• [WHAT IS NEEDED] Determine the number of lines where "北京市燃气集团有限责任公司第一分公司" occurs and reply with that number by itself.
BEGIN RECORD EXTRACTS
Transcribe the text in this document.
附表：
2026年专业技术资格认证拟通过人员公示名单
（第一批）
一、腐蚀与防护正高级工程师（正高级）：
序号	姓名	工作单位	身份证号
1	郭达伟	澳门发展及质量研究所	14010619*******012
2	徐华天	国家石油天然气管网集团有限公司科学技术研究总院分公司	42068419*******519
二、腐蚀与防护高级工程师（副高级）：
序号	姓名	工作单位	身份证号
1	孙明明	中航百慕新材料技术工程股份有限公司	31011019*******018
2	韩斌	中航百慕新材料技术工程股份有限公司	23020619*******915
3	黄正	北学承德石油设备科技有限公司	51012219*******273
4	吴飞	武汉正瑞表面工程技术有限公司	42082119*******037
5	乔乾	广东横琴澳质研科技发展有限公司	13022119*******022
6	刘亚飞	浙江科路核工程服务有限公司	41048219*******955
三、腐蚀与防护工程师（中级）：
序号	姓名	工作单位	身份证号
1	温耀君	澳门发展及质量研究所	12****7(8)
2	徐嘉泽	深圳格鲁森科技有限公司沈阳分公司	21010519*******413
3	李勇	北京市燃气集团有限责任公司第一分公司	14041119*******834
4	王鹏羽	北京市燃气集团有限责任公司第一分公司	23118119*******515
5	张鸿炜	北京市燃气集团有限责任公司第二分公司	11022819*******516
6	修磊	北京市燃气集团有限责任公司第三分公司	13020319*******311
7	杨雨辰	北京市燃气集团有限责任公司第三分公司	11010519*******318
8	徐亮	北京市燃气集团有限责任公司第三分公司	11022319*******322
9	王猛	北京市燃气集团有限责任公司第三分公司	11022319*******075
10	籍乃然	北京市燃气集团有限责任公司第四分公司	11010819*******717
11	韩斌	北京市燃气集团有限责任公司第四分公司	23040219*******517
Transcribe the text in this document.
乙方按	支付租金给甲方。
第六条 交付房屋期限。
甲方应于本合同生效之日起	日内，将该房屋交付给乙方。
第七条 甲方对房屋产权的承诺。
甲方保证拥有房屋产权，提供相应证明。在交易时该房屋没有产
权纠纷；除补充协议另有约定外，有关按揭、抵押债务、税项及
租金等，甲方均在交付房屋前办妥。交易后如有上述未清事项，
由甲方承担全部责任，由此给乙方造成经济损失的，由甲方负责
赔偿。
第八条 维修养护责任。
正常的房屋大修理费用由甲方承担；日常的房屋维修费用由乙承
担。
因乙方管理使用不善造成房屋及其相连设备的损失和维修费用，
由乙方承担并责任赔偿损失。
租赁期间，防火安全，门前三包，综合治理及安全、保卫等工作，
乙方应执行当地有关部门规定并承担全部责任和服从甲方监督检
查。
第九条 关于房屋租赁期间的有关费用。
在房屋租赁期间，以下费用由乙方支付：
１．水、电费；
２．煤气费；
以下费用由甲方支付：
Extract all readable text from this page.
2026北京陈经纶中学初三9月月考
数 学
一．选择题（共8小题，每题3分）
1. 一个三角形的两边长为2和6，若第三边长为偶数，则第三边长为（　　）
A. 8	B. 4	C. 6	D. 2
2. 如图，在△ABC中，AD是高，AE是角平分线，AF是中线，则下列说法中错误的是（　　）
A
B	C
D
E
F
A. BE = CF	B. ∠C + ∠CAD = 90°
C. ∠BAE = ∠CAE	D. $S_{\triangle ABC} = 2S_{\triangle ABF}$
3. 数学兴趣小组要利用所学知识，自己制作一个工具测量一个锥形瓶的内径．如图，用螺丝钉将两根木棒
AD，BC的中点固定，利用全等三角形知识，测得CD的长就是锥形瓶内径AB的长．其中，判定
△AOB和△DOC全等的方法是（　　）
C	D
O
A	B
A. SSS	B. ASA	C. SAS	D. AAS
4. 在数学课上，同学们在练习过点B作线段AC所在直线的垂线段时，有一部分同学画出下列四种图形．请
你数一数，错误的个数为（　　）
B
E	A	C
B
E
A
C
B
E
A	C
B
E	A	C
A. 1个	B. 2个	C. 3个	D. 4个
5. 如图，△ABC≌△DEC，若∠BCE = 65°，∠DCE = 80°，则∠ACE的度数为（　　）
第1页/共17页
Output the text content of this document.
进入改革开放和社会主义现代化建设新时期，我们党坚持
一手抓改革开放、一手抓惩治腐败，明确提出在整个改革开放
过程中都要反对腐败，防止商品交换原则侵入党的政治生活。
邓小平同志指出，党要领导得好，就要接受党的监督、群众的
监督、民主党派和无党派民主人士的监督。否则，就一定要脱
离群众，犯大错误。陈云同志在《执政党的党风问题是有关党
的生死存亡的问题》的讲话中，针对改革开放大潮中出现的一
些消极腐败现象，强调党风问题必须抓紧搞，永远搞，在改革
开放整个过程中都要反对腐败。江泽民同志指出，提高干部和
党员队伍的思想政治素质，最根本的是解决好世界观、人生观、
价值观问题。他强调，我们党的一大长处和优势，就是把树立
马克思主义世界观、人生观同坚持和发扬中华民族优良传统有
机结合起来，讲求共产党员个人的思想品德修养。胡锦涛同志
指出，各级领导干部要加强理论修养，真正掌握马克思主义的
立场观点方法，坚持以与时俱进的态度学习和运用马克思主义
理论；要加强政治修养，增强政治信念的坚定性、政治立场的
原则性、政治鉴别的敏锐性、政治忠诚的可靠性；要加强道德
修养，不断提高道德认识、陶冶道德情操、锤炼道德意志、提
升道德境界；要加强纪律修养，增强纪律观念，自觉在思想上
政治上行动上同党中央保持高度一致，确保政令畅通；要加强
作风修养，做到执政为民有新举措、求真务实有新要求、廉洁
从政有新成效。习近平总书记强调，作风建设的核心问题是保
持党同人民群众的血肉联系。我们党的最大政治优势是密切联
END RECORD EXTRACTS
• [EXERCISE RESPONSE] 2